TASK TO COMPLETE ▸
Send each entry back exactly as given, pictures excluded.

DATASET EXTRACT ▸
┌────────

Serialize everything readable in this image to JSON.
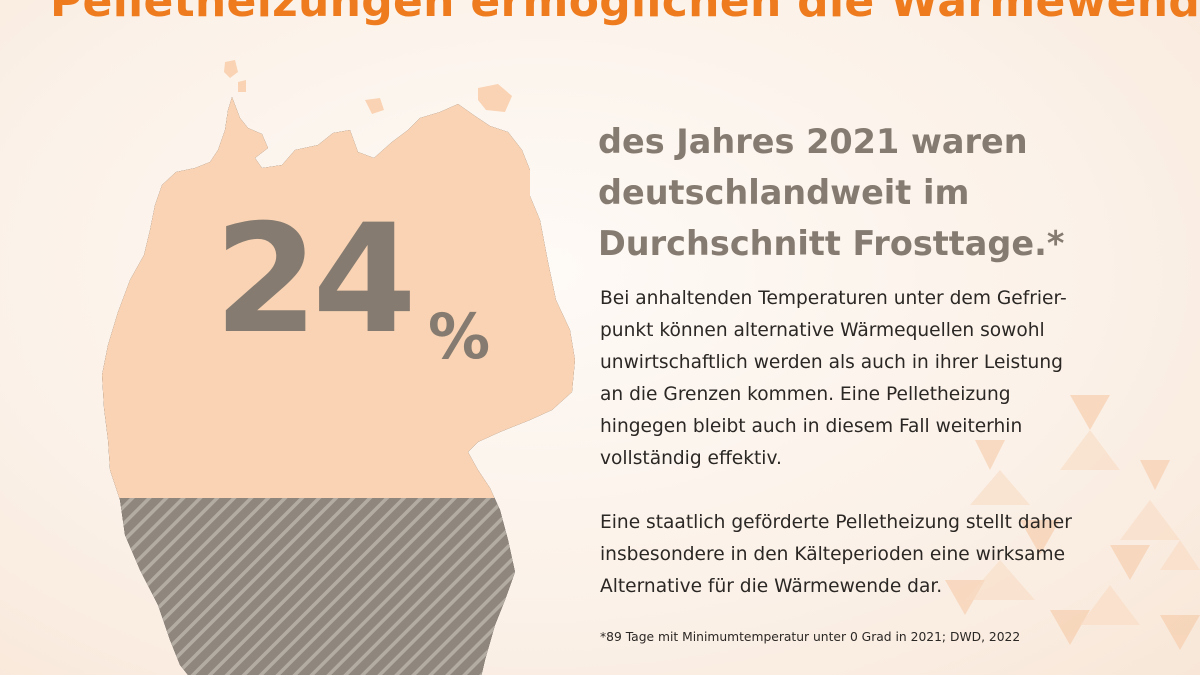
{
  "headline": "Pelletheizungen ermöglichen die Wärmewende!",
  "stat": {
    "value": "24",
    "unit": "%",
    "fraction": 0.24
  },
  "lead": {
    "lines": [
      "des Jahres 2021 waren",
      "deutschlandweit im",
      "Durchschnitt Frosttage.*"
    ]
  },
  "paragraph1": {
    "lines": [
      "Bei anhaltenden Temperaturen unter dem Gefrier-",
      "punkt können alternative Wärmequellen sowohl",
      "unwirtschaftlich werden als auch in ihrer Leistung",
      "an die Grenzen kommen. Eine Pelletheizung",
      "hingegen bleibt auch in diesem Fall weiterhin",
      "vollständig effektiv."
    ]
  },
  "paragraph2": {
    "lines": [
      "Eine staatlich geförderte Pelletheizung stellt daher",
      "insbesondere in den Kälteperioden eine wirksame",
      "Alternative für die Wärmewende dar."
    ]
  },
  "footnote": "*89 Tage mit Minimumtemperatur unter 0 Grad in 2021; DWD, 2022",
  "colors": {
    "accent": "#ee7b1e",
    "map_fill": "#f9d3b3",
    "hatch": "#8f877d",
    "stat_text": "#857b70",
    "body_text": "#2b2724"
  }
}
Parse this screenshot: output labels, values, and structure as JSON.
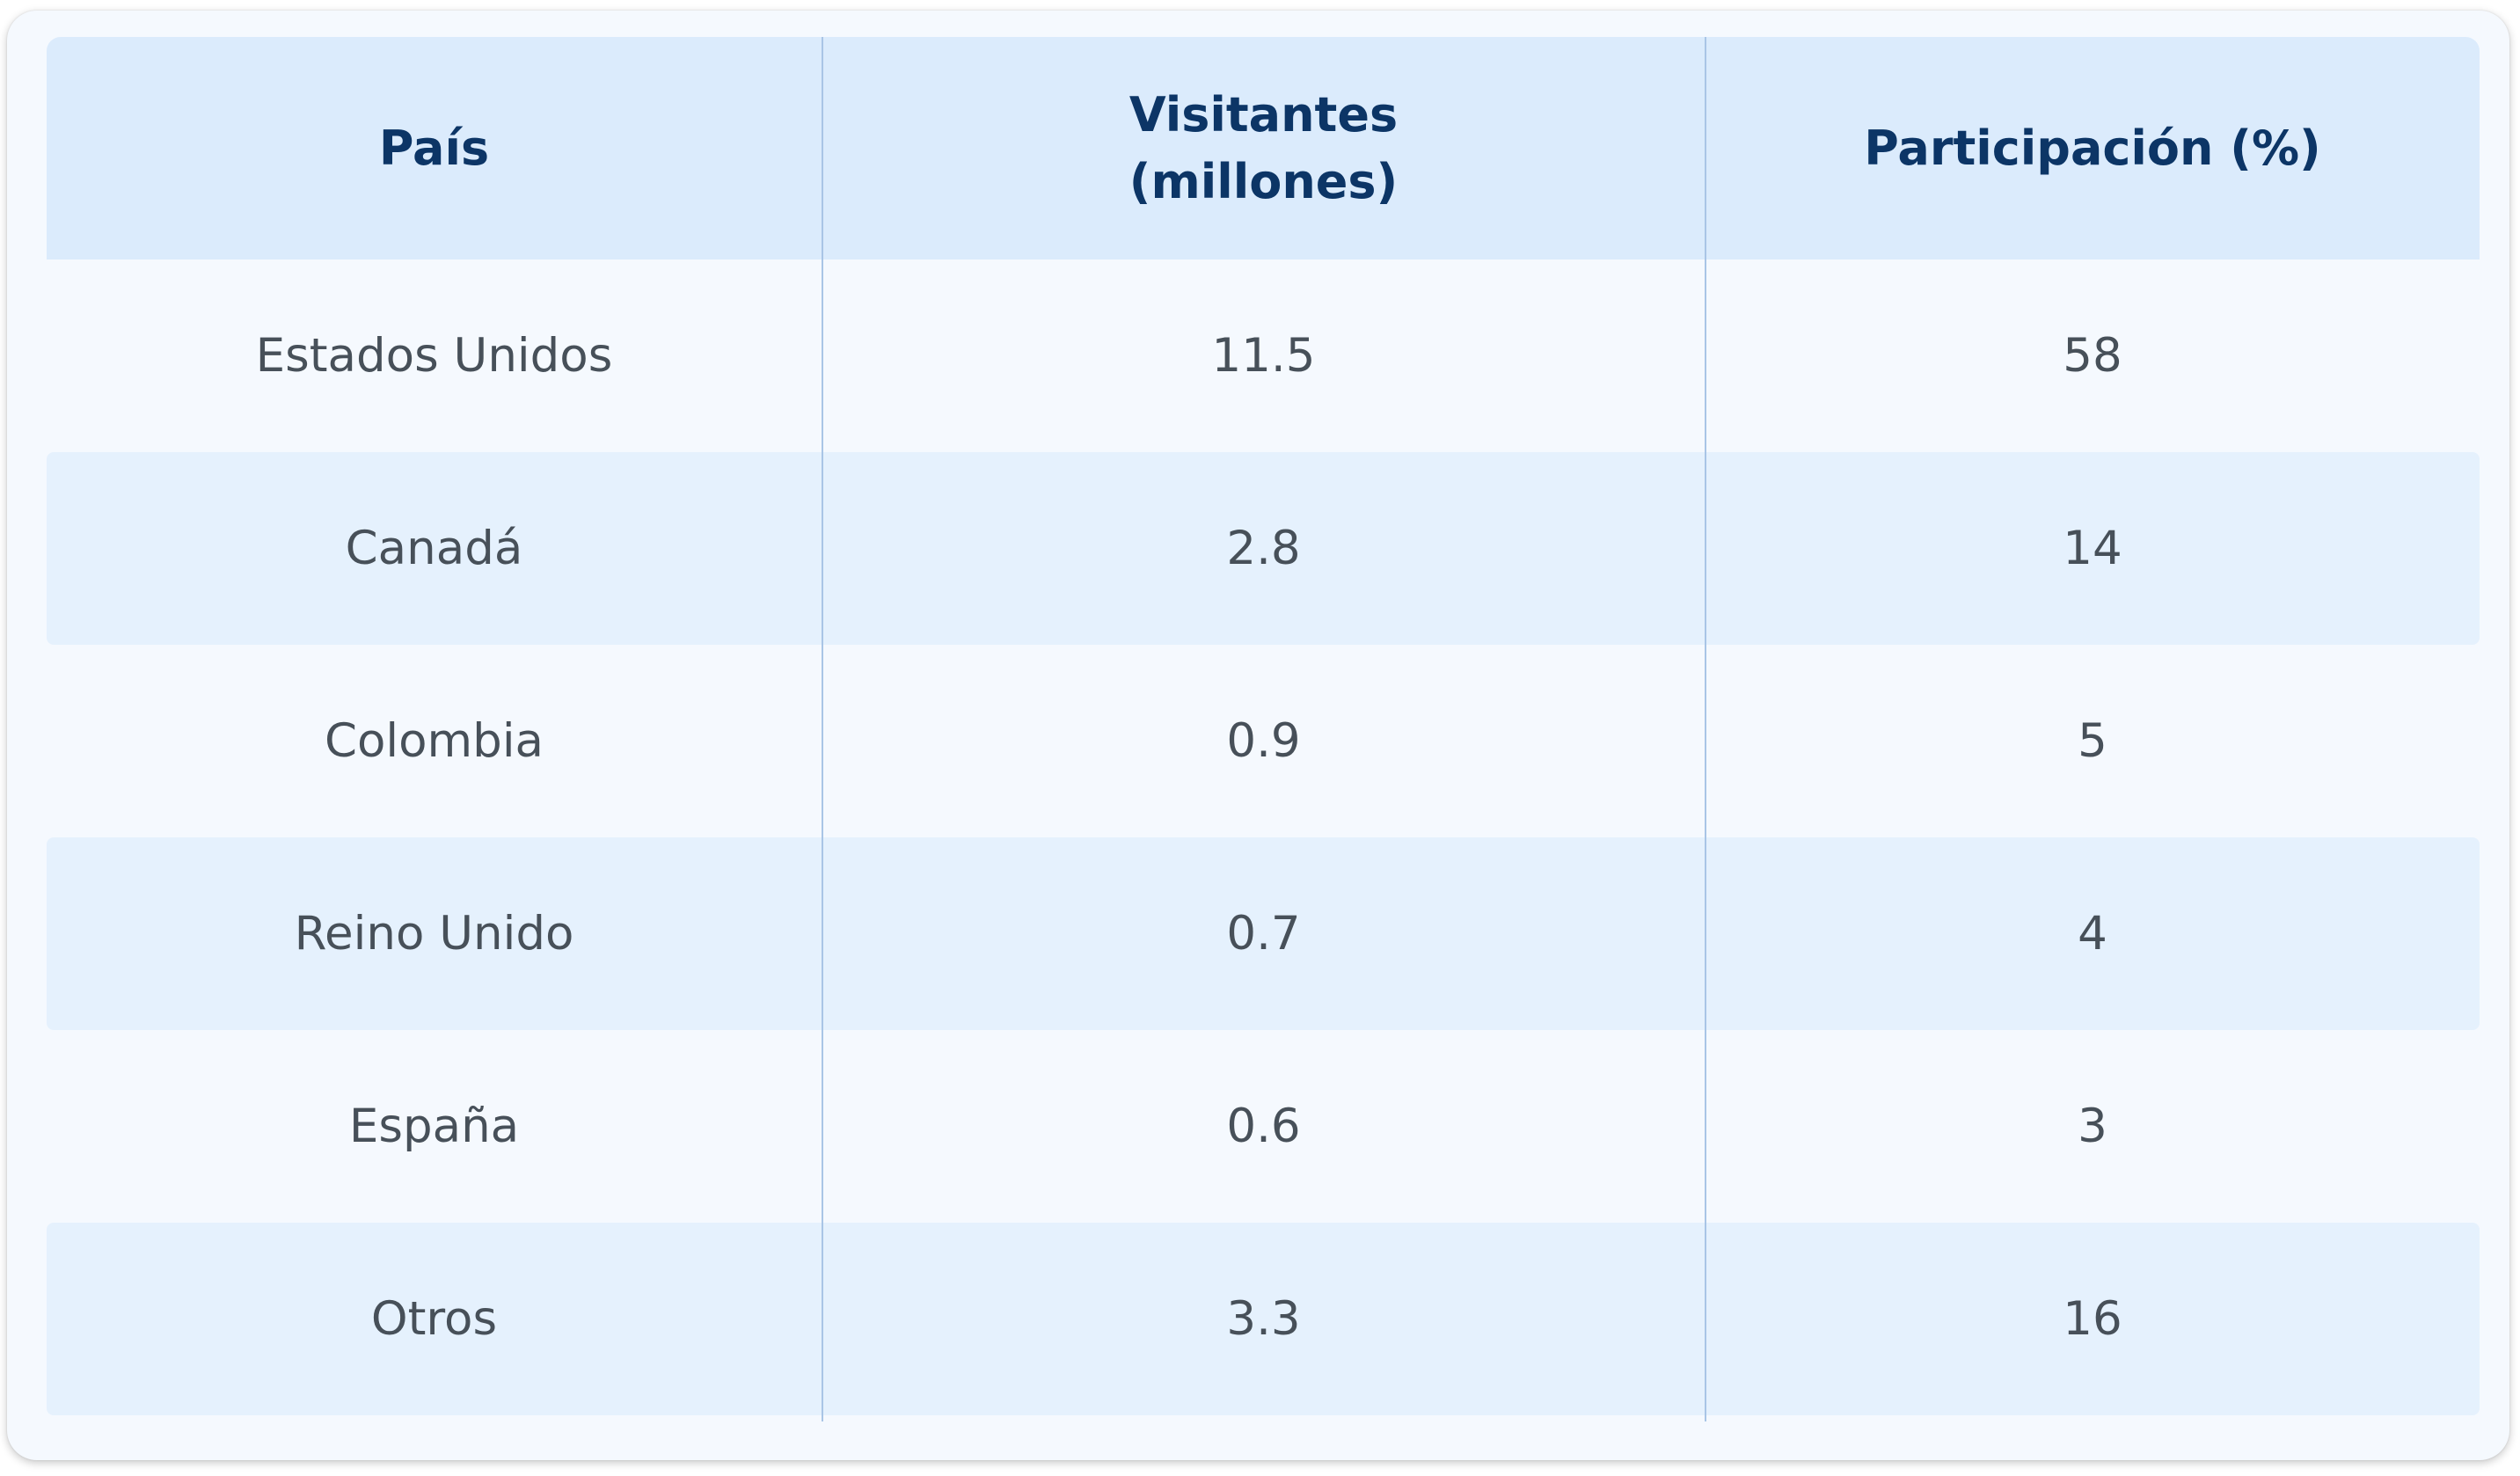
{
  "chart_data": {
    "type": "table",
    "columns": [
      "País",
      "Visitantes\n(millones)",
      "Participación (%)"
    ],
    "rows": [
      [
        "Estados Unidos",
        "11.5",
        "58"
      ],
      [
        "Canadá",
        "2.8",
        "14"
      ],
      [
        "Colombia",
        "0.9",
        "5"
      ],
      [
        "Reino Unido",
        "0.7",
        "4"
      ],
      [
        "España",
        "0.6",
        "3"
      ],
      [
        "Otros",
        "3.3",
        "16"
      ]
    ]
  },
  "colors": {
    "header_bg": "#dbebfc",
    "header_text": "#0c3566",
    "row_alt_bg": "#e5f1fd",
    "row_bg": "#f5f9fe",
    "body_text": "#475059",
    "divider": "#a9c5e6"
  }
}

└────────

EXERCISE ANSWER ▸
Serialize everything readable in this image to JSON.
{
  "headline": "Pelletheizungen ermöglichen die Wärmewende!",
  "stat": {
    "value": "24",
    "unit": "%",
    "fraction": 0.24
  },
  "lead": {
    "lines": [
      "des Jahres 2021 waren",
      "deutschlandweit im",
      "Durchschnitt Frosttage.*"
    ]
  },
  "paragraph1": {
    "lines": [
      "Bei anhaltenden Temperaturen unter dem Gefrier-",
      "punkt können alternative Wärmequellen sowohl",
      "unwirtschaftlich werden als auch in ihrer Leistung",
      "an die Grenzen kommen. Eine Pelletheizung",
      "hingegen bleibt auch in diesem Fall weiterhin",
      "vollständig effektiv."
    ]
  },
  "paragraph2": {
    "lines": [
      "Eine staatlich geförderte Pelletheizung stellt daher",
      "insbesondere in den Kälteperioden eine wirksame",
      "Alternative für die Wärmewende dar."
    ]
  },
  "footnote": "*89 Tage mit Minimumtemperatur unter 0 Grad in 2021; DWD, 2022",
  "colors": {
    "accent": "#ee7b1e",
    "map_fill": "#f9d3b3",
    "hatch": "#8f877d",
    "stat_text": "#857b70",
    "body_text": "#2b2724"
  }
}
Parse this screenshot: output labels, values, and structure as JSON.
{
  "chart_data": {
    "type": "table",
    "columns": [
      "País",
      "Visitantes\n(millones)",
      "Participación (%)"
    ],
    "rows": [
      [
        "Estados Unidos",
        "11.5",
        "58"
      ],
      [
        "Canadá",
        "2.8",
        "14"
      ],
      [
        "Colombia",
        "0.9",
        "5"
      ],
      [
        "Reino Unido",
        "0.7",
        "4"
      ],
      [
        "España",
        "0.6",
        "3"
      ],
      [
        "Otros",
        "3.3",
        "16"
      ]
    ]
  },
  "colors": {
    "header_bg": "#dbebfc",
    "header_text": "#0c3566",
    "row_alt_bg": "#e5f1fd",
    "row_bg": "#f5f9fe",
    "body_text": "#475059",
    "divider": "#a9c5e6"
  }
}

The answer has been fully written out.